• Task brief
Keep only those lines of the records that include the string "role".

• Exercise material
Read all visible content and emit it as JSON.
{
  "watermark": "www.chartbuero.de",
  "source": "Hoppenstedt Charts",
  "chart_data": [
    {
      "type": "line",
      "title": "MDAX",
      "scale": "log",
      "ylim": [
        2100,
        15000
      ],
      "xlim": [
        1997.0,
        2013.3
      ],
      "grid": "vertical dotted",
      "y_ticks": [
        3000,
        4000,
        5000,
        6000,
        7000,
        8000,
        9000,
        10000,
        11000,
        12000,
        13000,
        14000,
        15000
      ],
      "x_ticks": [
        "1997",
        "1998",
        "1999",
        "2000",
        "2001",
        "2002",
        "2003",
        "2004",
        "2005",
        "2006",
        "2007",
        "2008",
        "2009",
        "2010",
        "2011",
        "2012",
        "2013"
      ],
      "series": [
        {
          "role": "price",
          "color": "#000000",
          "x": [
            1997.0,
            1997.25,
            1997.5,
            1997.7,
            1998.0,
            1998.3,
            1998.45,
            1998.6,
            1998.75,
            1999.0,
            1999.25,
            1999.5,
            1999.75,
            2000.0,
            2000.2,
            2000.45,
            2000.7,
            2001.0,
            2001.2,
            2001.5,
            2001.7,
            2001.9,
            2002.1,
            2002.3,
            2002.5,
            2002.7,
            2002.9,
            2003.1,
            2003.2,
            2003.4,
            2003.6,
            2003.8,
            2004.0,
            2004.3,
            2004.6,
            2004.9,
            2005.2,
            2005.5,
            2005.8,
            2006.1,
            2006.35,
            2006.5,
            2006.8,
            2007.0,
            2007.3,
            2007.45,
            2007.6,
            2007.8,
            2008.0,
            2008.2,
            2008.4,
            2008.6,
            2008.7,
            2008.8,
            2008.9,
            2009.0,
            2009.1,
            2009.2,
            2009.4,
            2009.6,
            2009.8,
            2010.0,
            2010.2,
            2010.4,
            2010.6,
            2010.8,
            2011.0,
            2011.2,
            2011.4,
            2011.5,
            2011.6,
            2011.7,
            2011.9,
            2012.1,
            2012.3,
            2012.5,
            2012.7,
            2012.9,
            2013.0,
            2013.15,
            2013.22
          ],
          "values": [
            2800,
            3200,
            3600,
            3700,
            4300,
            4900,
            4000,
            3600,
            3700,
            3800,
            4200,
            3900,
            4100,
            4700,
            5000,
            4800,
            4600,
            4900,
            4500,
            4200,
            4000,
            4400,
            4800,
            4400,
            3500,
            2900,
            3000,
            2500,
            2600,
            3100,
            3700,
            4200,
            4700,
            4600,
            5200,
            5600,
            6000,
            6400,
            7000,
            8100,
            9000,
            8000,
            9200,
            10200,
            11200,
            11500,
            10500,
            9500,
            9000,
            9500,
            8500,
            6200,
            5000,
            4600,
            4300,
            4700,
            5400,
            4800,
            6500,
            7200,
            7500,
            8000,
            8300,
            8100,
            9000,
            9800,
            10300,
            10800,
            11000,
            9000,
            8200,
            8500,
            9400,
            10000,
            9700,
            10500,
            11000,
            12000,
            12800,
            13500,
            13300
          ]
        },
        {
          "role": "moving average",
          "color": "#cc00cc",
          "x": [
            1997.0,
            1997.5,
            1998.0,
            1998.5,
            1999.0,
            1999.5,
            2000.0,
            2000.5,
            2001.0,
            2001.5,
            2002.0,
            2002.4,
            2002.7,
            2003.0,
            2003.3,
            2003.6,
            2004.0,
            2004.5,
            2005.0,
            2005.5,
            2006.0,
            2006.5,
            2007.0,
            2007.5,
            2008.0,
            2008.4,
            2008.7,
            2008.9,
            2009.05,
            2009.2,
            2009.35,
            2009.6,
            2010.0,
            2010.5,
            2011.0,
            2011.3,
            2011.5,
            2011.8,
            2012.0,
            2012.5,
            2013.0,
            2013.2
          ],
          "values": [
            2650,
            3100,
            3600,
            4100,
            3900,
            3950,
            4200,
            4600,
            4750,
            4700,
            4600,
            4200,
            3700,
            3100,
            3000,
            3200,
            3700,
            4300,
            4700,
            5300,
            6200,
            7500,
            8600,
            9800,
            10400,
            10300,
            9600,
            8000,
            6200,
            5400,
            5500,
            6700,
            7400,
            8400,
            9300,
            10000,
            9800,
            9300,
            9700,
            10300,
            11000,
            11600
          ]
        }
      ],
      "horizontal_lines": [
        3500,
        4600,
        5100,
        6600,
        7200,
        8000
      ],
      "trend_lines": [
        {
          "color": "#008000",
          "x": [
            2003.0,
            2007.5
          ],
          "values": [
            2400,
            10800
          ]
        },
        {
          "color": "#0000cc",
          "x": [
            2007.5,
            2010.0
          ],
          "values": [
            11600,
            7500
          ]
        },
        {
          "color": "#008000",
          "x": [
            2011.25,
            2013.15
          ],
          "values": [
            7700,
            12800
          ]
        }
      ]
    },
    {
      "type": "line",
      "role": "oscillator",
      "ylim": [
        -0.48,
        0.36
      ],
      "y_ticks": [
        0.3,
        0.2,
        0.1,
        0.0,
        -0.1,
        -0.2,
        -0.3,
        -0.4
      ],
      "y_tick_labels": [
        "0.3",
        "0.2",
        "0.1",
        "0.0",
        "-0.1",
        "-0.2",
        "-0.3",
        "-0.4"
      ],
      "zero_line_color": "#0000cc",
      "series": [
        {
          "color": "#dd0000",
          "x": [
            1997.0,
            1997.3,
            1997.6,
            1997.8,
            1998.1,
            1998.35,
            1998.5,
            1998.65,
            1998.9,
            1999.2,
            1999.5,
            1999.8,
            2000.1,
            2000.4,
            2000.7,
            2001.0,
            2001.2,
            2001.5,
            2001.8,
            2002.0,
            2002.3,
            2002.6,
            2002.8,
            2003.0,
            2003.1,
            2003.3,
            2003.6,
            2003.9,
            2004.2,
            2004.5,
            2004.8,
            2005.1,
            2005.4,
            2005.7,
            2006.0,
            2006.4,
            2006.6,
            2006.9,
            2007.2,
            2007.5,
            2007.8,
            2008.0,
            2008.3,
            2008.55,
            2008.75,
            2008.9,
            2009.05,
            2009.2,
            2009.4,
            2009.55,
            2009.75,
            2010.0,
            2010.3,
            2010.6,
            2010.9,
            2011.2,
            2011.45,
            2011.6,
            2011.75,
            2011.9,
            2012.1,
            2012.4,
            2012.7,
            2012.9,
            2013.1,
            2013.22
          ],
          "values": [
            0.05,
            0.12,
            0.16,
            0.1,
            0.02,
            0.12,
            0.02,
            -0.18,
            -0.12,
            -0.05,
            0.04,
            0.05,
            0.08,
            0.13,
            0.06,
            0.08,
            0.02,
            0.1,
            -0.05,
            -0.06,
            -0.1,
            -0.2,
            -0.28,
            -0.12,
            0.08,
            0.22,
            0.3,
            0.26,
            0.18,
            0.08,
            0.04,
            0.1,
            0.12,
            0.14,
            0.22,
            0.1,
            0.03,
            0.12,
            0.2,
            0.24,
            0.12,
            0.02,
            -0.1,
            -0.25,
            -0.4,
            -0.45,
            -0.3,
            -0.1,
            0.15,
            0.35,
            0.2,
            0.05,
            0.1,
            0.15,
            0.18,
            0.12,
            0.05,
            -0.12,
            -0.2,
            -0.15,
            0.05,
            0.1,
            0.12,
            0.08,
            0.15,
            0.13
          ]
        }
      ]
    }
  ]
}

• Task result
          "role": "price",
          "role": "moving average",
      "role": "oscillator",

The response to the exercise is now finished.